• _Text provided_:

When I am able to get away to Wayne County for rest and regrounding, I can still get up in the morning and walk down the road and see the same scene I saw as a kid hauling hay. There is constancy to rural Utah and a cultural and historical connection to the urban areas of the state. What may have been considered disadvantages in the past will rapidly, in the next century become advantages. The reason is clear:

Rural Utah has what people want – a combination of safety and security and sense of community and, through technology, the ability to conduct business in Hong Kong. Simultaneously.

Communities are like plants. Different plants prosper in different conditions and bloom at different times. No one can predict the future. But because of the unique combination of safety, security, sense of community and the ability to conduct business in Hong Kong, the 21st century will be the time that rural Utah blossoms.

There are global, social and economic trends shaping the emergence of the rural West, which are beyond the control of local and state leaders. The key then is to position those communities through planning, promotion and partnerships to make certain that the lives of rural Utahns converge economically and socially with where the world is headed.

How do we do that? It ultimately is up to each community. But today I present the state's general framework for the economic development of rural Utah in the 21st Century. It begins with two announcements and 10 guiding principles.

To consolidate and coordinate administration efforts in rural Utah, a Governor's Rural Office will be opened and with it a Governor's Rural Partnership, based in Cedar City. The office will be headed by Wes Curtis and accorded senior staff/cabinet status. The partnership will consist of the governor's office, Southern Utah University's Center for Rural Life, Utah State University Extension Service, the Utah Rural Development Council and the Department of Community and Economic Development.

The prime undertaking of the new rural office will be the 21st Century Communities program, the vehicle by which the administration's rural initiatives will be channeled.

Underlying both initiatives are 10 principles which will guide our advance into the future.

  • More people. Population growth in rural Utah has exceeded that of urban Utah for the last six years 3.2 percent per year, compared to 2.3 percent since 1990. Leading the way are Washington County at 6.4%; Grand, 5.3%; Summit, 5.3%; Beaver, 4.2%, Iron, 4.1%; and Sanpete, 4.1%.

  • Find new ways of earning a living. Agriculture and industry are mature. Global economics, competing uses of land and environmental pressures have made it difficult for employment in those areas to keep pace with population growth. Agriculture and industry will remain the foundation, but the impact of both will not remain proportionate.

  • Technology will change the way we live. In 1997, there is no place on the globe that is unreachable by the Internet. From a cell phone and laptop, Henrieville can contact – and do business – with Hong Kong.

• _Given material_:
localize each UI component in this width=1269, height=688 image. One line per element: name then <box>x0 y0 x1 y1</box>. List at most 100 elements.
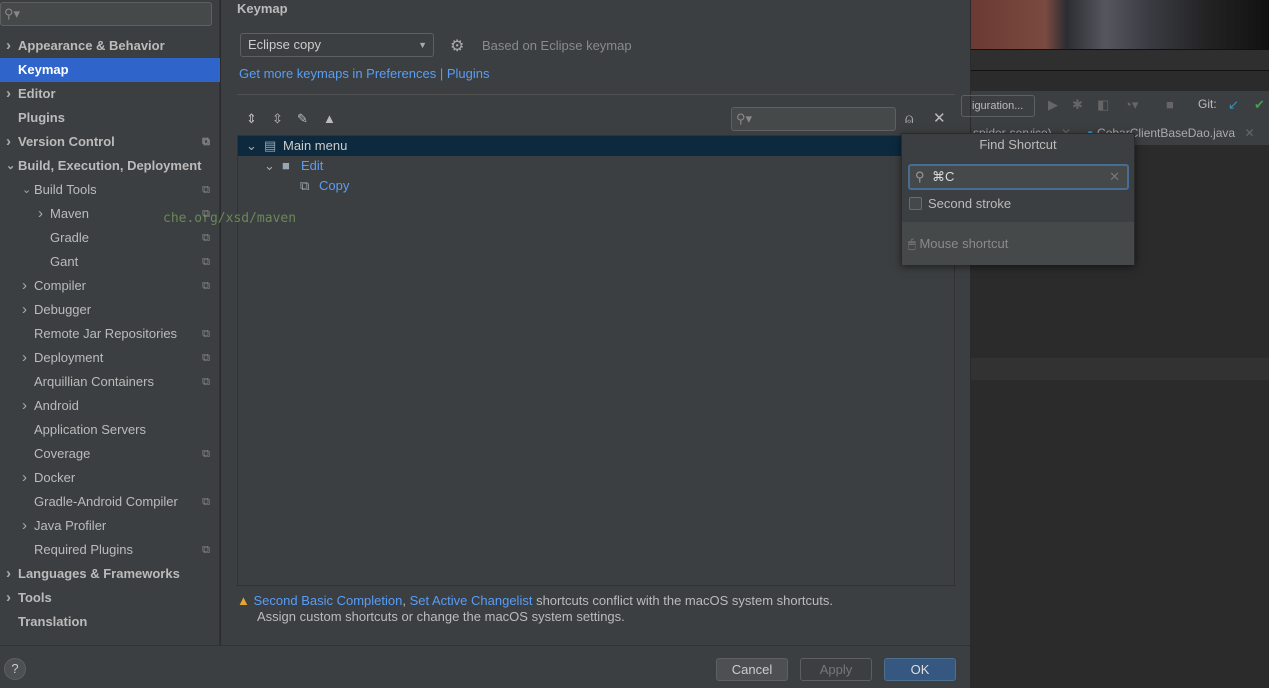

• _Tasks and exercises_:
[1] In the passage on rural Utah, in which city will the Governor's Rural Partnership be based?
[2] Reproduce the passage on rural Utah from "Underlying both initiatives" to "and Sanpete, 4.1%.".
[3] Write the next part of the passage on rural Utah, starting after its final sentence.

• _Expected responses_:
[1] Cedar City

[2]
Underlying both initiatives are 10 principles which will guide our advance into the future.

  • More people. Population growth in rural Utah has exceeded that of urban Utah for the last six years 3.2 percent per year, compared to 2.3 percent since 1990. Leading the way are Washington County at 6.4%; Grand, 5.3%; Summit, 5.3%; Beaver, 4.2%, Iron, 4.1%; and Sanpete, 4.1%.

[3]
  • Rural Utah's greatest assets will be people, setting and heritage. A sense of safety and community are premium in the world, drawing newcomers in droves. Increasing numbers of them will have imported incomes – they will live here but be paid from somewhere else. That trend will create service economies and infrastructure development by necessity. Communities should not expect 100-employee firms to spring up in their midst, but many small businesses of 46 workers will.

  • A generation of planners. Local planning by counties and communities has risen markedly in recent years, and it is a positive trend. Planning is the privilege and responsibility of local communities, and they do it best.

  • Political and sociological differences. Newcomers drawn to rural Utah by the setting, safety and sense of community will have mindsets, beliefs and lifestyles that may differ markedly from those they join, creating tension. The ability to act civilly and manage political and sociological differences is critical for preserving quality of life.

  • Focus state and local government efforts. The Governor's Rural Office and Rural Partnership will bring together some 100 organizations that have handled economic development in rural Utah but lacked the resources of money and staff to form critical mass. Consolidation and coordination will bring focus.

  • Communities of the 21st Century. The objective of economic resettlement will be to develop rural Utah into a network of communities that blend small-town quality with global sophistication.

  • Defining rural Utah and measuring success. Rural Utah consists of hundreds of vastly different communities. Some remain much the way they have for years. Others, like St. George and Washington County, are no longer rural in the way they were before. Successful economic resettlement will be achieved one community at a time and measured one community at a time.

  • Local leadership determines the outcome. Every economic development success in rural Utah over the past 25 years has come as a result of local leaders stepping up, defining what they want their community to be, and making it happen.

State government has provided the framework for 21st century positioning, and it also will channel resources, advice and financial incentives. What it cannot do is conduct planning for a community, guarantee success or define quality. The latter point was driven home recently by a rural county commissioner. While discussing a project the state could do in partnership, I used the phrase, "This could change the county in a significant way." The commissioner liked the proposal but didn't care much for the choice of words. He said, "You don't get it. We don't want it to change." Point taken. It is not the governor's or state's job to define what a community thinks of as quality.

What the state will do, through the 21st Century Community program, is serve as a mentor, providing technical assistance and coaching; as a partner that builds state parks occasionally and issues CIB loans, grants, mineral lease funds and tax incentives; a coordinator in areas such as telemedicine and long-distance learning; a policy setter and planning agency; an employer, where appropriate; and a defender that will stand up for rural Utah against forces that might threaten it.

Goals of the 21st Century Communities program are to prepare rural Utah for unprecedented population and visitor growth, to create new jobs and reduce unemployment, diversify rural economies and protect quality of life.

Each community will decide the extent of participation. But the 21st Century Community program will lay out areas of achievement and qualities that the rural partnership office and board will develop with local leaders, councils of government and those whose lives will be impacted. The state will assist at each step as the achievements are realized and will be there with recognition when goals are attained.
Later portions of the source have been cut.